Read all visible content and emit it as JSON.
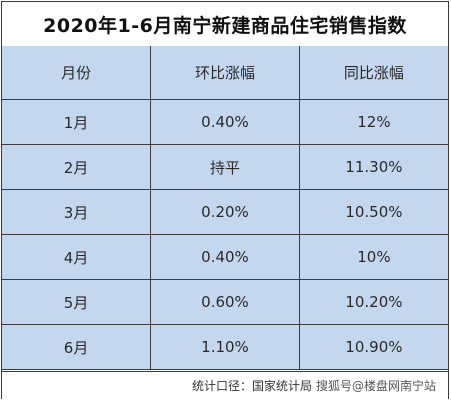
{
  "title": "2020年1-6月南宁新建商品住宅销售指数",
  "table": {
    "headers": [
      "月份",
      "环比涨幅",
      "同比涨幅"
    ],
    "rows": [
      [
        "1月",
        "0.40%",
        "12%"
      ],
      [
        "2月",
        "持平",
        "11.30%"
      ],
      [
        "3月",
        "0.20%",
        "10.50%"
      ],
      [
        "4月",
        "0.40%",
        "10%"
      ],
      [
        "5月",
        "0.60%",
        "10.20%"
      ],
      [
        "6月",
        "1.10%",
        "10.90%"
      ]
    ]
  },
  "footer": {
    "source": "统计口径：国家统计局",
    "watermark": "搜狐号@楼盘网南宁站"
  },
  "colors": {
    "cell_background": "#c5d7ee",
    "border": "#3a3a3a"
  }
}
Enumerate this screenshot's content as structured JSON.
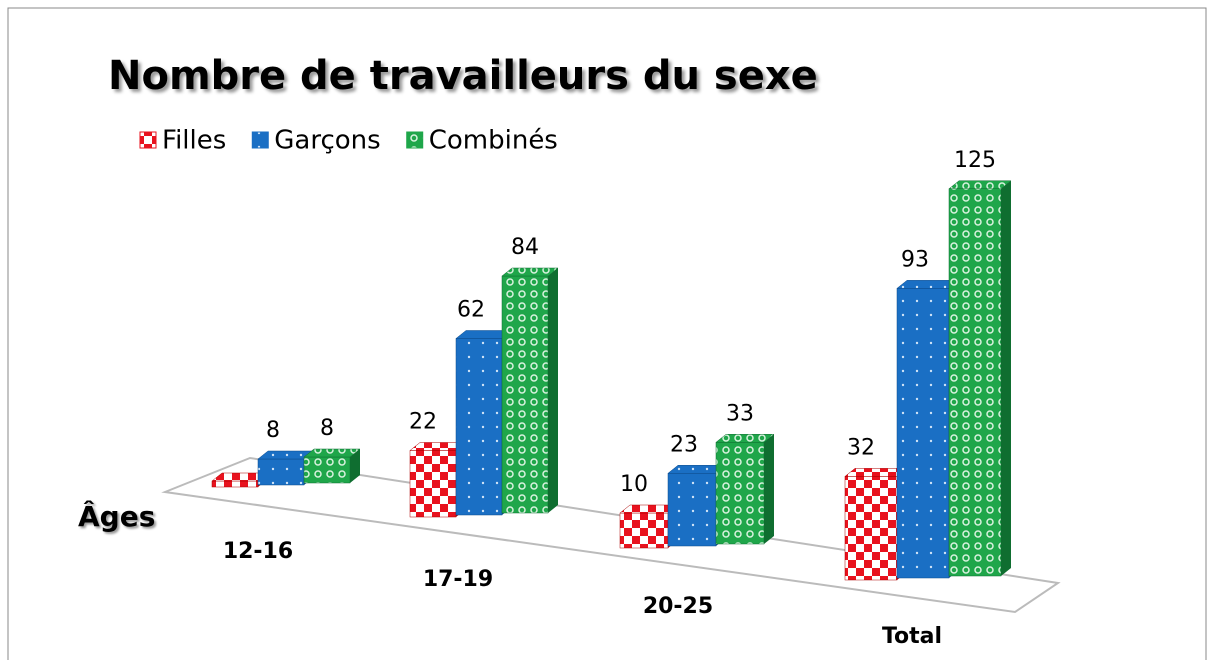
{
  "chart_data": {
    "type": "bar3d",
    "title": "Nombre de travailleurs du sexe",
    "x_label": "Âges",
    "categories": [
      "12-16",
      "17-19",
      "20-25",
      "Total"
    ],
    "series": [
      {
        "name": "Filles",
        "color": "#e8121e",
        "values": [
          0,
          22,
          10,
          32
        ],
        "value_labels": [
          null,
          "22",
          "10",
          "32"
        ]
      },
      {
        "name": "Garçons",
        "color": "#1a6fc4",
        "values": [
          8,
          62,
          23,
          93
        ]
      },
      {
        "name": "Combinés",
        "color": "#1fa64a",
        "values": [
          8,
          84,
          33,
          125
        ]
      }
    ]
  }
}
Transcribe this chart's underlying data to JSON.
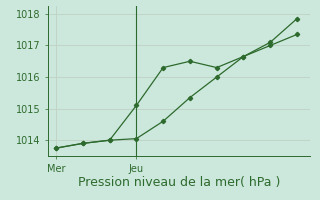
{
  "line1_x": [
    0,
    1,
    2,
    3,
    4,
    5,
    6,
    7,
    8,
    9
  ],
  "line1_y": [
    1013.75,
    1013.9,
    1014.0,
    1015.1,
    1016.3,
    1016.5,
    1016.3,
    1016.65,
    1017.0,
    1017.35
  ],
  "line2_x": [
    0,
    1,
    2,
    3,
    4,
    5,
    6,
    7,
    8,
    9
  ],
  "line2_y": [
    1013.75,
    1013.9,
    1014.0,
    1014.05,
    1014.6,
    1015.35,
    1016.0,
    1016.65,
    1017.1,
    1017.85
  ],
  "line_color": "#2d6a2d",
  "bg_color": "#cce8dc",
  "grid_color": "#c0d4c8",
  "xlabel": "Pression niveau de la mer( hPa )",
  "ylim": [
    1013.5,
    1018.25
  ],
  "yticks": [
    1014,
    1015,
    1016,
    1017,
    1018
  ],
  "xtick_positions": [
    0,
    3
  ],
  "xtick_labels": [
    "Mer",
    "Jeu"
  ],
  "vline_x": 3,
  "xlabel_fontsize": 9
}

--------

Quote every record above exactly, leaving out any pictures.

Read all visible content and emit it as JSON.
{
  "title": "2020年1-6月南宁新建商品住宅销售指数",
  "table": {
    "headers": [
      "月份",
      "环比涨幅",
      "同比涨幅"
    ],
    "rows": [
      [
        "1月",
        "0.40%",
        "12%"
      ],
      [
        "2月",
        "持平",
        "11.30%"
      ],
      [
        "3月",
        "0.20%",
        "10.50%"
      ],
      [
        "4月",
        "0.40%",
        "10%"
      ],
      [
        "5月",
        "0.60%",
        "10.20%"
      ],
      [
        "6月",
        "1.10%",
        "10.90%"
      ]
    ]
  },
  "footer": {
    "source": "统计口径：国家统计局",
    "watermark": "搜狐号@楼盘网南宁站"
  },
  "colors": {
    "cell_background": "#c5d7ee",
    "border": "#3a3a3a"
  }
}
Enumerate this screenshot's content as structured JSON.
{
  "chart_data": {
    "type": "bar3d",
    "title": "Nombre de travailleurs du sexe",
    "x_label": "Âges",
    "categories": [
      "12-16",
      "17-19",
      "20-25",
      "Total"
    ],
    "series": [
      {
        "name": "Filles",
        "color": "#e8121e",
        "values": [
          0,
          22,
          10,
          32
        ],
        "value_labels": [
          null,
          "22",
          "10",
          "32"
        ]
      },
      {
        "name": "Garçons",
        "color": "#1a6fc4",
        "values": [
          8,
          62,
          23,
          93
        ]
      },
      {
        "name": "Combinés",
        "color": "#1fa64a",
        "values": [
          8,
          84,
          33,
          125
        ]
      }
    ]
  }
}
Transcribe this chart's underlying data to JSON.
{
  "line1_x": [
    0,
    1,
    2,
    3,
    4,
    5,
    6,
    7,
    8,
    9
  ],
  "line1_y": [
    1013.75,
    1013.9,
    1014.0,
    1015.1,
    1016.3,
    1016.5,
    1016.3,
    1016.65,
    1017.0,
    1017.35
  ],
  "line2_x": [
    0,
    1,
    2,
    3,
    4,
    5,
    6,
    7,
    8,
    9
  ],
  "line2_y": [
    1013.75,
    1013.9,
    1014.0,
    1014.05,
    1014.6,
    1015.35,
    1016.0,
    1016.65,
    1017.1,
    1017.85
  ],
  "line_color": "#2d6a2d",
  "bg_color": "#cce8dc",
  "grid_color": "#c0d4c8",
  "xlabel": "Pression niveau de la mer( hPa )",
  "ylim": [
    1013.5,
    1018.25
  ],
  "yticks": [
    1014,
    1015,
    1016,
    1017,
    1018
  ],
  "xtick_positions": [
    0,
    3
  ],
  "xtick_labels": [
    "Mer",
    "Jeu"
  ],
  "vline_x": 3,
  "xlabel_fontsize": 9
}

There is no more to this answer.